Requirement =
Duplicate the material line for line, from its first line through the line that contains "627, 673, 927]", and nothing past that line.

Listing =
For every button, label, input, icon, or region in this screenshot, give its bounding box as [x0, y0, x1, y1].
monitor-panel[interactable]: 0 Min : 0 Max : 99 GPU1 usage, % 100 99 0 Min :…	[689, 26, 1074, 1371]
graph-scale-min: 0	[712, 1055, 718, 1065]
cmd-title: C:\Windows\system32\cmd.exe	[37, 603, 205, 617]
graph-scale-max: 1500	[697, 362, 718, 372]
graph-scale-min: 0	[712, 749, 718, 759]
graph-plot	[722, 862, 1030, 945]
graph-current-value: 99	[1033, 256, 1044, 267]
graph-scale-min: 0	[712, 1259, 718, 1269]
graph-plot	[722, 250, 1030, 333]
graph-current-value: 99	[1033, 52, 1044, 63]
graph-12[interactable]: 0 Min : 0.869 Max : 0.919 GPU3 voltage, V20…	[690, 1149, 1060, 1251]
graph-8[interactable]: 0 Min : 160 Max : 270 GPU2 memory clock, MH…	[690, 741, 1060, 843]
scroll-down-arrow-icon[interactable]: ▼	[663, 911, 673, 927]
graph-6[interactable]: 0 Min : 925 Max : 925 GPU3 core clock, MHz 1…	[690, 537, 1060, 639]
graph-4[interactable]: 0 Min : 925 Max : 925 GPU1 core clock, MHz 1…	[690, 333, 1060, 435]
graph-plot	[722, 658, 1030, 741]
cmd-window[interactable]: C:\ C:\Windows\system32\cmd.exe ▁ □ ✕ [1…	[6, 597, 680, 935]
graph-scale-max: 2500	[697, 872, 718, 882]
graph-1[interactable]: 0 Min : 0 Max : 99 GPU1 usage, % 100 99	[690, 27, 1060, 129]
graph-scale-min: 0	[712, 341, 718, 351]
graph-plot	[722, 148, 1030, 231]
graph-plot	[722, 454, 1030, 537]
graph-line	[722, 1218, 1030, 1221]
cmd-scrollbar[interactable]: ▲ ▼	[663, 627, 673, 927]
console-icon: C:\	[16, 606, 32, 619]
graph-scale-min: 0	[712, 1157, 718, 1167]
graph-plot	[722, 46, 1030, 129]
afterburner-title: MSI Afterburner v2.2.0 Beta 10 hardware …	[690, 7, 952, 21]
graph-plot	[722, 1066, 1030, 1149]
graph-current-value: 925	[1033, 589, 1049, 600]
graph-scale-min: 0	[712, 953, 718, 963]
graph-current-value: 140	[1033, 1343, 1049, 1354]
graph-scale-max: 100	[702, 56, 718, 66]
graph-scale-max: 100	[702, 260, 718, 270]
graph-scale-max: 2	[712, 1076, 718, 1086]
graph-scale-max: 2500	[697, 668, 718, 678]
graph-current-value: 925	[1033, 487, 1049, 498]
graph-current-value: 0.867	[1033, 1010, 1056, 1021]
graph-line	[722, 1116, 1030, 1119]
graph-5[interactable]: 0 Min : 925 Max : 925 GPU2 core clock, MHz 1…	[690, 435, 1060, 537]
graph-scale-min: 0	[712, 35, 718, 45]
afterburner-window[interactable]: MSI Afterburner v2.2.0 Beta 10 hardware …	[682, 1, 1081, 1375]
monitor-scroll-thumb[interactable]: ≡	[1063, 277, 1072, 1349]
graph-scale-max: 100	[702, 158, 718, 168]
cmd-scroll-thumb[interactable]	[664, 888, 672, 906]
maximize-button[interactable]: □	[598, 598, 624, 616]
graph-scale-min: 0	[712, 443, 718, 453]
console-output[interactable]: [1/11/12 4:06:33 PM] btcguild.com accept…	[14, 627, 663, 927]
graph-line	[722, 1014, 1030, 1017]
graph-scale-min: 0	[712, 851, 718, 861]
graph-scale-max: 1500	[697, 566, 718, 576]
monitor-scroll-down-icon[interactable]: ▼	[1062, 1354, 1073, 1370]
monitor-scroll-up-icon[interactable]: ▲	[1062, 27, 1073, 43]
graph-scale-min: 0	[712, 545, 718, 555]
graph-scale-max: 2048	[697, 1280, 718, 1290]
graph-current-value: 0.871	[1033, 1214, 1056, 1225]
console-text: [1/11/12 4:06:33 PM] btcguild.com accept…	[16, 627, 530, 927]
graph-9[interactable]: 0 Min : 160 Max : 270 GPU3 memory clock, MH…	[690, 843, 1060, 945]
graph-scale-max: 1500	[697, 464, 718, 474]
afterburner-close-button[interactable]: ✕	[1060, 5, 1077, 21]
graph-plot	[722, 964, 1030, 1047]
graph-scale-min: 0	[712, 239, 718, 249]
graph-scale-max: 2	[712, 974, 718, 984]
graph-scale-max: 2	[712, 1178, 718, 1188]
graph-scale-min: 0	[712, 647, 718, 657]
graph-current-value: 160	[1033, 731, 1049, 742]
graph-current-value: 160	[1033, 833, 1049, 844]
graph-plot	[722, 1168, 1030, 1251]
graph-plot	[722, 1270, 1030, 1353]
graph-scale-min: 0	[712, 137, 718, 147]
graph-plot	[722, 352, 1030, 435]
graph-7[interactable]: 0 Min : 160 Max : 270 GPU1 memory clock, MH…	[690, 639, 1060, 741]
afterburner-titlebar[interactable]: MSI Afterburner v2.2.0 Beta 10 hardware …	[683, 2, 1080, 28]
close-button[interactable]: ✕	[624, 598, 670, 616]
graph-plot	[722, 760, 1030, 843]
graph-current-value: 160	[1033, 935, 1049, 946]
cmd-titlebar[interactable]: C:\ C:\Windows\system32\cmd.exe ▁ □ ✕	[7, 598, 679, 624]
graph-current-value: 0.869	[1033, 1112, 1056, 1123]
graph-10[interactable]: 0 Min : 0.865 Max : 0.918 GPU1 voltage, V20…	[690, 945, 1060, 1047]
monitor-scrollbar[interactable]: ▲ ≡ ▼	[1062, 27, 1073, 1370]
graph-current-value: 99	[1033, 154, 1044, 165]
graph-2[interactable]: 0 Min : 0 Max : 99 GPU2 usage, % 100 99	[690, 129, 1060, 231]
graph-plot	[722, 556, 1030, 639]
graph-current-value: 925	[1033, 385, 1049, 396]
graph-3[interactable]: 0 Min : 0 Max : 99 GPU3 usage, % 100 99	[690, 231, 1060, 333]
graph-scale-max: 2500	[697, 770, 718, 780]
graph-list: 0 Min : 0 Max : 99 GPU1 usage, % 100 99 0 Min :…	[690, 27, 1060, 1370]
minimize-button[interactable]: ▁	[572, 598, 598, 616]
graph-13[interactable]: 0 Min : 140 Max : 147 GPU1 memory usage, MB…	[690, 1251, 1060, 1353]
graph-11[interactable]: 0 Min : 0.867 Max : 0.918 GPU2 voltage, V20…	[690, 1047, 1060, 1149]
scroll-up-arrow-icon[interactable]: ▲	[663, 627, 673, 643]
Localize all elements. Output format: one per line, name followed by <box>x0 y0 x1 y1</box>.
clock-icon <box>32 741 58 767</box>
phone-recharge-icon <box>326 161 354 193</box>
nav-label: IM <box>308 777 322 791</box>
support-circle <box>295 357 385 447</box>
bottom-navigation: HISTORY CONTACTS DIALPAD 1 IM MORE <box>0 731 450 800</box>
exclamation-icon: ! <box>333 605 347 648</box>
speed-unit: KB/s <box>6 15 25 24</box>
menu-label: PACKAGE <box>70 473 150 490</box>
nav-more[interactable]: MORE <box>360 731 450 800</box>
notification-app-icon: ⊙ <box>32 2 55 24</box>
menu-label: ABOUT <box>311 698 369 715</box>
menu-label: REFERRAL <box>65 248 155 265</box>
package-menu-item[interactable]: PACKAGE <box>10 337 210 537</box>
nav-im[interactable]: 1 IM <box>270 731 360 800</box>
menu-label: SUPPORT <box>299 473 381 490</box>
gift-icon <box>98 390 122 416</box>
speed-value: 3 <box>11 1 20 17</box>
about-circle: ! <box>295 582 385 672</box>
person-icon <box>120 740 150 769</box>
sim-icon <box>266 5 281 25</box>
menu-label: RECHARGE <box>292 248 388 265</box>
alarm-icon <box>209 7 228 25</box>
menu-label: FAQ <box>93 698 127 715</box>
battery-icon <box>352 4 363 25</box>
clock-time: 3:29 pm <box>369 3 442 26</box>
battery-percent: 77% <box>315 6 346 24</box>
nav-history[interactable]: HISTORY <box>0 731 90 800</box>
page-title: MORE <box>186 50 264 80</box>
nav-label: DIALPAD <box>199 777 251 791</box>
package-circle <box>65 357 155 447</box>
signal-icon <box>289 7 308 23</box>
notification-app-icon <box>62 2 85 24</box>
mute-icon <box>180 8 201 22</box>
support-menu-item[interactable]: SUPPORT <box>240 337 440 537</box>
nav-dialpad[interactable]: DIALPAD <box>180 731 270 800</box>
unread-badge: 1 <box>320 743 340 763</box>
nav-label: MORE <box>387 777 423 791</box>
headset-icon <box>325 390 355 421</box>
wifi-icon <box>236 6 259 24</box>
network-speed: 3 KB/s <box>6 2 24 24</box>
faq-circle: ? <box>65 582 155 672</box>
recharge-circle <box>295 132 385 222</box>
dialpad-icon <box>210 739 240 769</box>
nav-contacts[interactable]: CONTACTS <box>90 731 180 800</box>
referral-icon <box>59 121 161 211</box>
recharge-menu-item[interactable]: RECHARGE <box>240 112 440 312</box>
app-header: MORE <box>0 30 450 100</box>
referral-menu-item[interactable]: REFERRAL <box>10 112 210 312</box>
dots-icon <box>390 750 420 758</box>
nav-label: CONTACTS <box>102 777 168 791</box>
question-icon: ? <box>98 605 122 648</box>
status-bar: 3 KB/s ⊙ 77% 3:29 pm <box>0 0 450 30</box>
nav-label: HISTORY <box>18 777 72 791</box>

Task result =
For every button, label, input, icon, or region in this screenshot, give its bounding box as [x0, y0, x1, y1].
monitor-panel[interactable]: 0 Min : 0 Max : 99 GPU1 usage, % 100 99 0 Min :…	[689, 26, 1074, 1371]
graph-scale-min: 0	[712, 1055, 718, 1065]
cmd-title: C:\Windows\system32\cmd.exe	[37, 603, 205, 617]
graph-scale-max: 1500	[697, 362, 718, 372]
graph-scale-min: 0	[712, 749, 718, 759]
graph-plot	[722, 862, 1030, 945]
graph-current-value: 99	[1033, 256, 1044, 267]
graph-scale-min: 0	[712, 1259, 718, 1269]
graph-plot	[722, 250, 1030, 333]
graph-current-value: 99	[1033, 52, 1044, 63]
graph-12[interactable]: 0 Min : 0.869 Max : 0.919 GPU3 voltage, V20…	[690, 1149, 1060, 1251]
graph-8[interactable]: 0 Min : 160 Max : 270 GPU2 memory clock, MH…	[690, 741, 1060, 843]
scroll-down-arrow-icon[interactable]: ▼	[663, 911, 673, 927]
graph-6[interactable]: 0 Min : 925 Max : 925 GPU3 core clock, MHz 1…	[690, 537, 1060, 639]
graph-4[interactable]: 0 Min : 925 Max : 925 GPU1 core clock, MHz 1…	[690, 333, 1060, 435]
graph-plot	[722, 658, 1030, 741]
cmd-window[interactable]: C:\ C:\Windows\system32\cmd.exe ▁ □ ✕ [1…	[6, 597, 680, 935]
graph-scale-max: 2500	[697, 872, 718, 882]
graph-1[interactable]: 0 Min : 0 Max : 99 GPU1 usage, % 100 99	[690, 27, 1060, 129]
graph-scale-min: 0	[712, 341, 718, 351]
graph-plot	[722, 148, 1030, 231]
graph-plot	[722, 454, 1030, 537]
graph-line	[722, 1218, 1030, 1221]
cmd-scrollbar[interactable]: ▲ ▼	[663, 627, 673, 927]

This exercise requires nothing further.